» **Task description**:
Collect each line holding the string "title".

» **Data for this exercise**:
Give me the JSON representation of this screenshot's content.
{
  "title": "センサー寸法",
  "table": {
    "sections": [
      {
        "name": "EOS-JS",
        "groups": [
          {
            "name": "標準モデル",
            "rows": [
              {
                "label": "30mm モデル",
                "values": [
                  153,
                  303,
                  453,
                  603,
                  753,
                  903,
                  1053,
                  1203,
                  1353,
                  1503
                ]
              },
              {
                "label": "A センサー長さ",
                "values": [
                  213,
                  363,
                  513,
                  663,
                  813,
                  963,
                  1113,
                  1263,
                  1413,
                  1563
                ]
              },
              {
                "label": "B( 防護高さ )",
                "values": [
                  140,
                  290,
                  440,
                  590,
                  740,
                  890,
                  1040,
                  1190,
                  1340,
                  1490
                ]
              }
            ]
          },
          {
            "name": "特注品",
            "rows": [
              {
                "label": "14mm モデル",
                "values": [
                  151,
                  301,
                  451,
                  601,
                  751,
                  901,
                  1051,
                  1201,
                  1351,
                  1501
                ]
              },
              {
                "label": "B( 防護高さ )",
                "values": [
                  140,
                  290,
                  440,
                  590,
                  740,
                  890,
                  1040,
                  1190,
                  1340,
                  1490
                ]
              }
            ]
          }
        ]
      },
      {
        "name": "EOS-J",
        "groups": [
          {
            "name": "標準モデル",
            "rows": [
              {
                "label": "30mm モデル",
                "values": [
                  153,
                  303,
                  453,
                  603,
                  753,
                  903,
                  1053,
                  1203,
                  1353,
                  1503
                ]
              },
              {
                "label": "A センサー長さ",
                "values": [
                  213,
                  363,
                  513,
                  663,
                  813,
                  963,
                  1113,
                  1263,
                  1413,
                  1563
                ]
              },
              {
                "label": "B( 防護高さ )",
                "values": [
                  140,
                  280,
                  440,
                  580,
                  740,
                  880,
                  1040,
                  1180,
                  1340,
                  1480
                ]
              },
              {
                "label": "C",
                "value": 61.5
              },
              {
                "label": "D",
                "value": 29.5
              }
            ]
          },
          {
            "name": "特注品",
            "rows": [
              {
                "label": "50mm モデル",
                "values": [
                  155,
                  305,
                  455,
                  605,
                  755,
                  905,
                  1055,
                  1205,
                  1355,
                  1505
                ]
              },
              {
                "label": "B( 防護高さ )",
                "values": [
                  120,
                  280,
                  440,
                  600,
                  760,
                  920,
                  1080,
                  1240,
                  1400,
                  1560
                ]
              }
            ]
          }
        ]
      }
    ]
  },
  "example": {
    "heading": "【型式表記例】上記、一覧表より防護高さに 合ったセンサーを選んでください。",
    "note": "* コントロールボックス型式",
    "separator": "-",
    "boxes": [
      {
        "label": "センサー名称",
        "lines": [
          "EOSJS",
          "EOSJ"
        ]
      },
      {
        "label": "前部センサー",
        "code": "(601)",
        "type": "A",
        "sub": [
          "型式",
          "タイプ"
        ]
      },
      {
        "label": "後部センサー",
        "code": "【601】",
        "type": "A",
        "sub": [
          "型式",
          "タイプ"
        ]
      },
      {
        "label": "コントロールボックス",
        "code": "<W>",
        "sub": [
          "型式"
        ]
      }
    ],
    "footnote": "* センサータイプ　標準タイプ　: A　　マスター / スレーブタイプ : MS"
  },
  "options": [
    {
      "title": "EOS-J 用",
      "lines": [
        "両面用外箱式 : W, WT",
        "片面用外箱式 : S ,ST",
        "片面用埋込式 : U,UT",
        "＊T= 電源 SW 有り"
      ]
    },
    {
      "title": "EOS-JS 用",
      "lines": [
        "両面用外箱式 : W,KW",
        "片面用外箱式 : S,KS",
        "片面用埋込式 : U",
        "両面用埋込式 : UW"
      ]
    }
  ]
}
--
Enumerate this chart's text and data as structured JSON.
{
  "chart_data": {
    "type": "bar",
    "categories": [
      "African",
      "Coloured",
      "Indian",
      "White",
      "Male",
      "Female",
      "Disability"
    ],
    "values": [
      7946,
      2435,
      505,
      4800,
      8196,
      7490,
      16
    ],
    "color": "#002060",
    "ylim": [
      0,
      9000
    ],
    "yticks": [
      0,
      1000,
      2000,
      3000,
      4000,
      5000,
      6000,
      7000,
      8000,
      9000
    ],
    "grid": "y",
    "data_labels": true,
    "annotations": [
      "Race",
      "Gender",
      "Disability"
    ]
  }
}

» **Result of this exercise**:
  "title": "センサー寸法",
      "title": "EOS-J 用",
      "title": "EOS-JS 用",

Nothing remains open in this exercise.